▶ [What is being asked]: Below are the records. List every line holding the word "screenshot".

-- BEGIN Supplied records --

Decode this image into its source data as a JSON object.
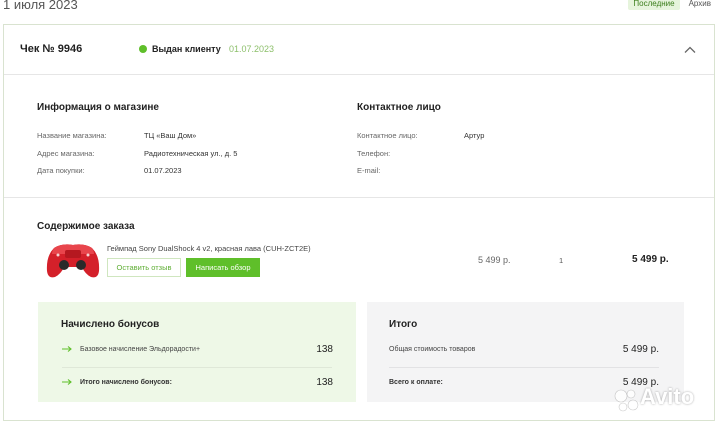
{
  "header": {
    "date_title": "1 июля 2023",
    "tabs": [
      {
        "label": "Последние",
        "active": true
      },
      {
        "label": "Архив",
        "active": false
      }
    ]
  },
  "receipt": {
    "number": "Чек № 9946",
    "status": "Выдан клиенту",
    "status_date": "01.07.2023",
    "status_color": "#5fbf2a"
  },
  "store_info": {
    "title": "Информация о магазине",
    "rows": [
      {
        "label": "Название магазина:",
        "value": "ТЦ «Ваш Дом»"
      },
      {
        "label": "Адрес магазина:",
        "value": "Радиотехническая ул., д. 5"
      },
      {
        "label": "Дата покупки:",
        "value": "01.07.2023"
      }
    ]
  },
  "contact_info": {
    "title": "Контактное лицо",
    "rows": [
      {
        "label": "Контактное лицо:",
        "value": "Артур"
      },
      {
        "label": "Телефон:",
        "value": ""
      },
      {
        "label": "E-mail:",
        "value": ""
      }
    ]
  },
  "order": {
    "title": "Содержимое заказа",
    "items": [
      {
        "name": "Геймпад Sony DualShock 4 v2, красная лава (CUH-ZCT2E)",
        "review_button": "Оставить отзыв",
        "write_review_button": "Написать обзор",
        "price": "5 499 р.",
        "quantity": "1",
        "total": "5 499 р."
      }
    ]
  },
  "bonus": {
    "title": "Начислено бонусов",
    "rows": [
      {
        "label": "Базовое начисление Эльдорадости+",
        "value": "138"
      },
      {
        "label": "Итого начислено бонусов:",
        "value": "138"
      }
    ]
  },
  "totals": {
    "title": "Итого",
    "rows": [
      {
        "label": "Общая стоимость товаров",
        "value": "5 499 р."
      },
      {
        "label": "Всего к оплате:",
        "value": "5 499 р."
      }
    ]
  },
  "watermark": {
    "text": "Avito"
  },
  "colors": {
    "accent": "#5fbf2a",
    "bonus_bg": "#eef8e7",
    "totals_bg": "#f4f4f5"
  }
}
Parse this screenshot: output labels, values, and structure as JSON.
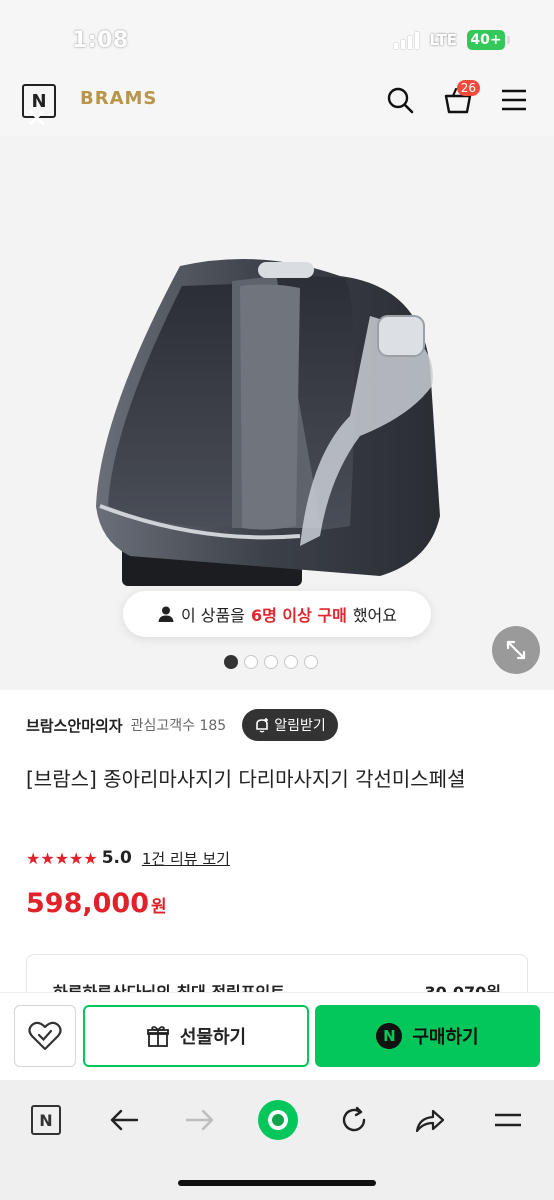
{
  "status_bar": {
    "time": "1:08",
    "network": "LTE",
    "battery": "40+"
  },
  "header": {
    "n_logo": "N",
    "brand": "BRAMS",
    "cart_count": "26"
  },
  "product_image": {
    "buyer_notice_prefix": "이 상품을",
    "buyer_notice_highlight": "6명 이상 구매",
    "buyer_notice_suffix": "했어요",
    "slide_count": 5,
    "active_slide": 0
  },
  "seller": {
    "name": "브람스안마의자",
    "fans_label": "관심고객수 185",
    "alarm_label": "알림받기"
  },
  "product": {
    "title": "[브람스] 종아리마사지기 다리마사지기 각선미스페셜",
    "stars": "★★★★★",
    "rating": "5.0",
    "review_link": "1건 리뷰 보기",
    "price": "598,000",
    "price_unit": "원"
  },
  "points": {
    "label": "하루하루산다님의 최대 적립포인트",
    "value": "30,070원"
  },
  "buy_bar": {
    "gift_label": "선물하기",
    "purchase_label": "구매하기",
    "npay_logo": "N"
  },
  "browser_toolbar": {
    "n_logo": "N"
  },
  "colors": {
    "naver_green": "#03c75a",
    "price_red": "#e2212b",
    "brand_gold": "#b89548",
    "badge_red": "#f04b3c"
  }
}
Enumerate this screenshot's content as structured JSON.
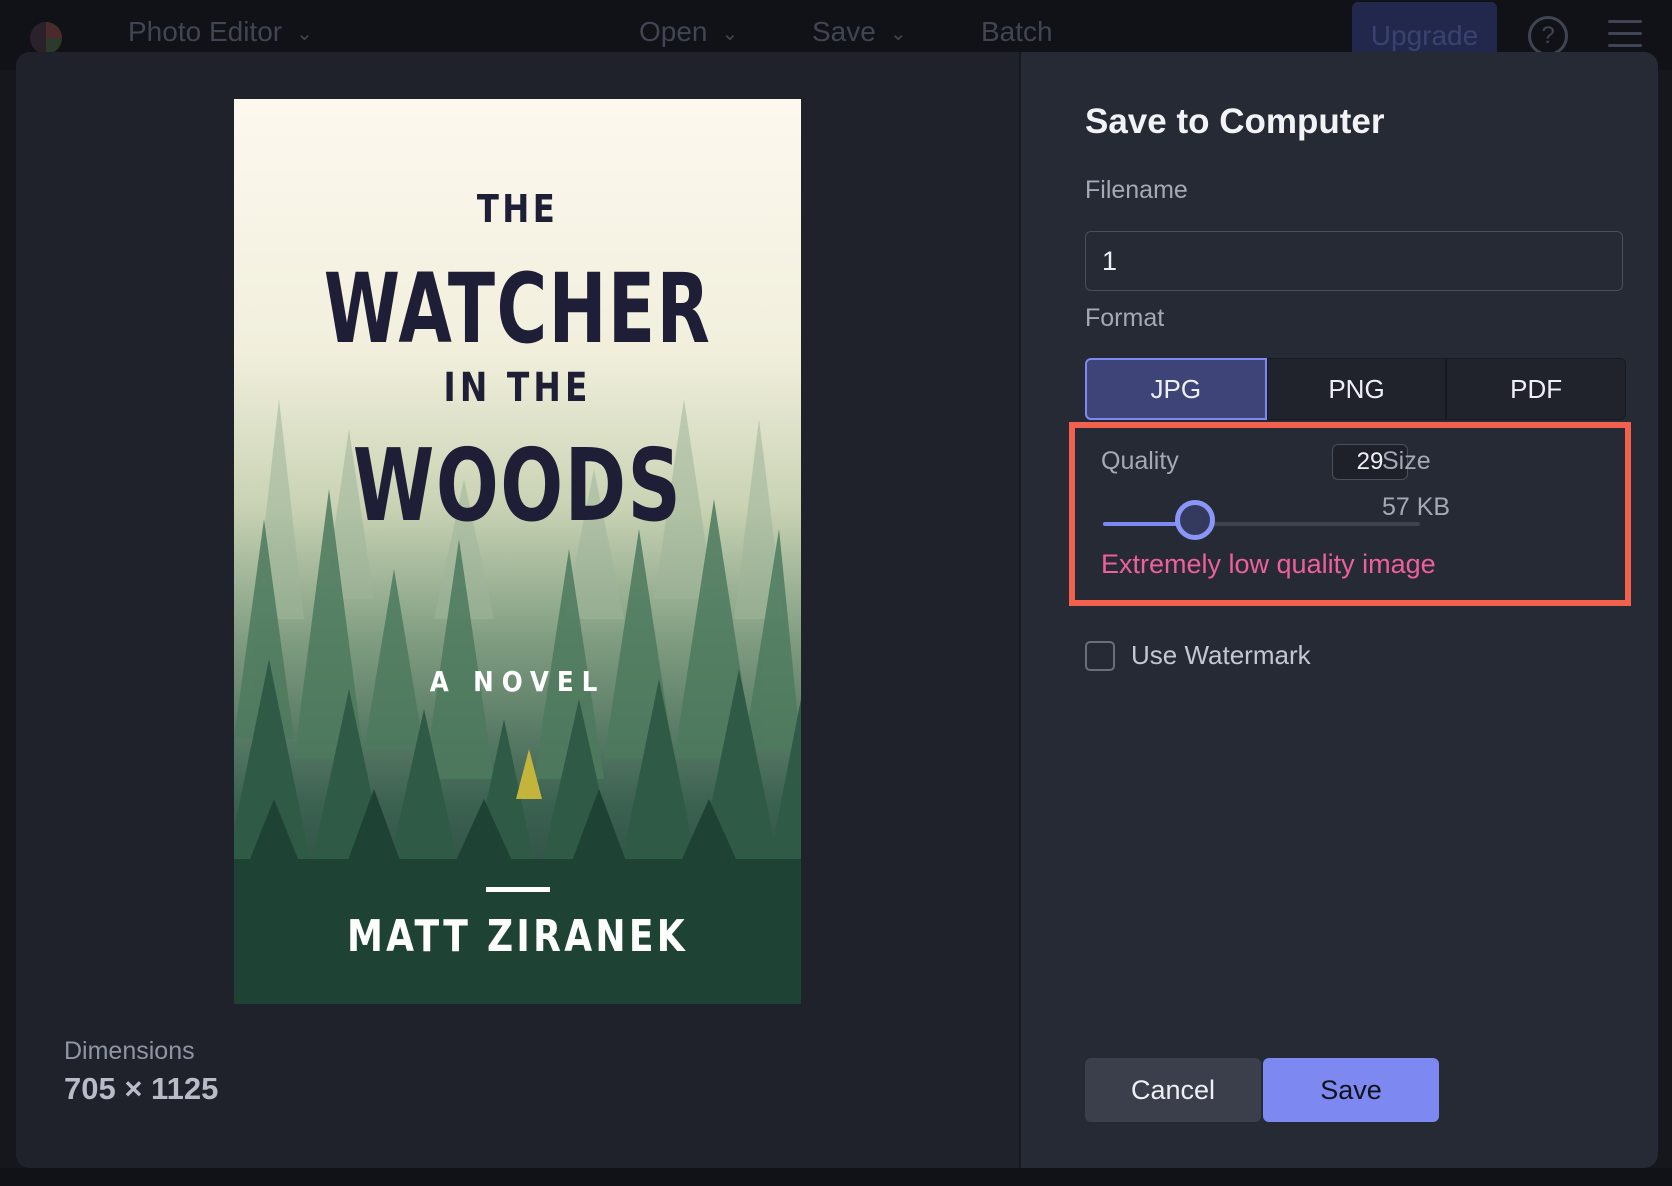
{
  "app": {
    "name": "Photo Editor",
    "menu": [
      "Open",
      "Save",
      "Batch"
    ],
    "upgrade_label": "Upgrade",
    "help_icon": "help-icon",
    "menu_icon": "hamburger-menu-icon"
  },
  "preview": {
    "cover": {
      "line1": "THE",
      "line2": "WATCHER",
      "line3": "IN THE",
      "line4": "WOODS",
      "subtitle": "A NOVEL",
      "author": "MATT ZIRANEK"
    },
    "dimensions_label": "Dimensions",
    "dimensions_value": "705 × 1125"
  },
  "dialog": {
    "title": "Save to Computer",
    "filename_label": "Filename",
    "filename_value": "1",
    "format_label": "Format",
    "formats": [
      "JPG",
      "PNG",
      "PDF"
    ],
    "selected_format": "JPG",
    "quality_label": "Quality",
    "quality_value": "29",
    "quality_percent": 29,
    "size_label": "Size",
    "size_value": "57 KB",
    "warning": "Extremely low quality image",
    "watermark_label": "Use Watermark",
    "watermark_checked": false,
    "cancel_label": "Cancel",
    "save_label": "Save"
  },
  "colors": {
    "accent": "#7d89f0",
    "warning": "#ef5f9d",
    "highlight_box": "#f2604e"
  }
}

-- END Supplied records --

▶ [The result]:
Parse this screenshot: output labels, values, and structure as JSON.
Enumerate this screenshot's content as structured JSON.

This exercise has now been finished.